Stored items
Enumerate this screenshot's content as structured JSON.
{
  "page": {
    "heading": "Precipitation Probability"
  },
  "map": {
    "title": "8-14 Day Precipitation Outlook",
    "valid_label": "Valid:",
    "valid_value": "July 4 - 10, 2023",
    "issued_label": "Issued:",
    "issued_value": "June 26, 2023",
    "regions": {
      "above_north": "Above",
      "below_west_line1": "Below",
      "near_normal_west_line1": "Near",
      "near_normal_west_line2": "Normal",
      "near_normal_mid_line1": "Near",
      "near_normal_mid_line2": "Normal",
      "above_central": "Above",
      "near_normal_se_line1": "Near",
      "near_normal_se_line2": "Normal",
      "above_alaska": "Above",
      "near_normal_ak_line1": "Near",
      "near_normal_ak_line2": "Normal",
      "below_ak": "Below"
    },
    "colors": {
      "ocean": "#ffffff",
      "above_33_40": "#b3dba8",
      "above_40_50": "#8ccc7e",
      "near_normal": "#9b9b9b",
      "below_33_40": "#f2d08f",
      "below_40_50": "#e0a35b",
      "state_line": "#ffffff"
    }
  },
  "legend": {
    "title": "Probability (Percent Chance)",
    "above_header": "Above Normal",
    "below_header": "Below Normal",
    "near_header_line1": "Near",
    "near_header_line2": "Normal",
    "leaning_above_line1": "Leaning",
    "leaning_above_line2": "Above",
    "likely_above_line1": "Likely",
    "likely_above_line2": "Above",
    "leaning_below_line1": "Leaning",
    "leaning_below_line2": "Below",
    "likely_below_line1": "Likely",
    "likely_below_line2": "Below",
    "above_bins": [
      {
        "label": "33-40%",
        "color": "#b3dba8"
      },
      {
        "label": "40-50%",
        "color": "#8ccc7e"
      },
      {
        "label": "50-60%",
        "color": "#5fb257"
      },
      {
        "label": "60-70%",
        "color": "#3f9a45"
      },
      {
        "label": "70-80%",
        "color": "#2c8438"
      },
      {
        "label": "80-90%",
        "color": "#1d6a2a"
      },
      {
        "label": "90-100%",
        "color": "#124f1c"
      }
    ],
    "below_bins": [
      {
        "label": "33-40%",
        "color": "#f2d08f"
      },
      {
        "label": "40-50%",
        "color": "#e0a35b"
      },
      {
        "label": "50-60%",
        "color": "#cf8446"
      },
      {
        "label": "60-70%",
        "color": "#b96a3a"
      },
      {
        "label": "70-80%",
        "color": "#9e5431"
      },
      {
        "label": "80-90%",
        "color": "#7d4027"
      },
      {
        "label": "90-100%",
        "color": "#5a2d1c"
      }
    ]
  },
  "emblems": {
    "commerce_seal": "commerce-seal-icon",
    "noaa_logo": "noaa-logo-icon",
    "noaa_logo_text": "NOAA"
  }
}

• The problem
Above are the records; retype them all without a single difference.

• Finished task
Enumerate this screenshot's content as structured JSON.
{
  "page": {
    "heading": "Precipitation Probability"
  },
  "map": {
    "title": "8-14 Day Precipitation Outlook",
    "valid_label": "Valid:",
    "valid_value": "July 4 - 10, 2023",
    "issued_label": "Issued:",
    "issued_value": "June 26, 2023",
    "regions": {
      "above_north": "Above",
      "below_west_line1": "Below",
      "near_normal_west_line1": "Near",
      "near_normal_west_line2": "Normal",
      "near_normal_mid_line1": "Near",
      "near_normal_mid_line2": "Normal",
      "above_central": "Above",
      "near_normal_se_line1": "Near",
      "near_normal_se_line2": "Normal",
      "above_alaska": "Above",
      "near_normal_ak_line1": "Near",
      "near_normal_ak_line2": "Normal",
      "below_ak": "Below"
    },
    "colors": {
      "ocean": "#ffffff",
      "above_33_40": "#b3dba8",
      "above_40_50": "#8ccc7e",
      "near_normal": "#9b9b9b",
      "below_33_40": "#f2d08f",
      "below_40_50": "#e0a35b",
      "state_line": "#ffffff"
    }
  },
  "legend": {
    "title": "Probability (Percent Chance)",
    "above_header": "Above Normal",
    "below_header": "Below Normal",
    "near_header_line1": "Near",
    "near_header_line2": "Normal",
    "leaning_above_line1": "Leaning",
    "leaning_above_line2": "Above",
    "likely_above_line1": "Likely",
    "likely_above_line2": "Above",
    "leaning_below_line1": "Leaning",
    "leaning_below_line2": "Below",
    "likely_below_line1": "Likely",
    "likely_below_line2": "Below",
    "above_bins": [
      {
        "label": "33-40%",
        "color": "#b3dba8"
      },
      {
        "label": "40-50%",
        "color": "#8ccc7e"
      },
      {
        "label": "50-60%",
        "color": "#5fb257"
      },
      {
        "label": "60-70%",
        "color": "#3f9a45"
      },
      {
        "label": "70-80%",
        "color": "#2c8438"
      },
      {
        "label": "80-90%",
        "color": "#1d6a2a"
      },
      {
        "label": "90-100%",
        "color": "#124f1c"
      }
    ],
    "below_bins": [
      {
        "label": "33-40%",
        "color": "#f2d08f"
      },
      {
        "label": "40-50%",
        "color": "#e0a35b"
      },
      {
        "label": "50-60%",
        "color": "#cf8446"
      },
      {
        "label": "60-70%",
        "color": "#b96a3a"
      },
      {
        "label": "70-80%",
        "color": "#9e5431"
      },
      {
        "label": "80-90%",
        "color": "#7d4027"
      },
      {
        "label": "90-100%",
        "color": "#5a2d1c"
      }
    ]
  },
  "emblems": {
    "commerce_seal": "commerce-seal-icon",
    "noaa_logo": "noaa-logo-icon",
    "noaa_logo_text": "NOAA"
  }
}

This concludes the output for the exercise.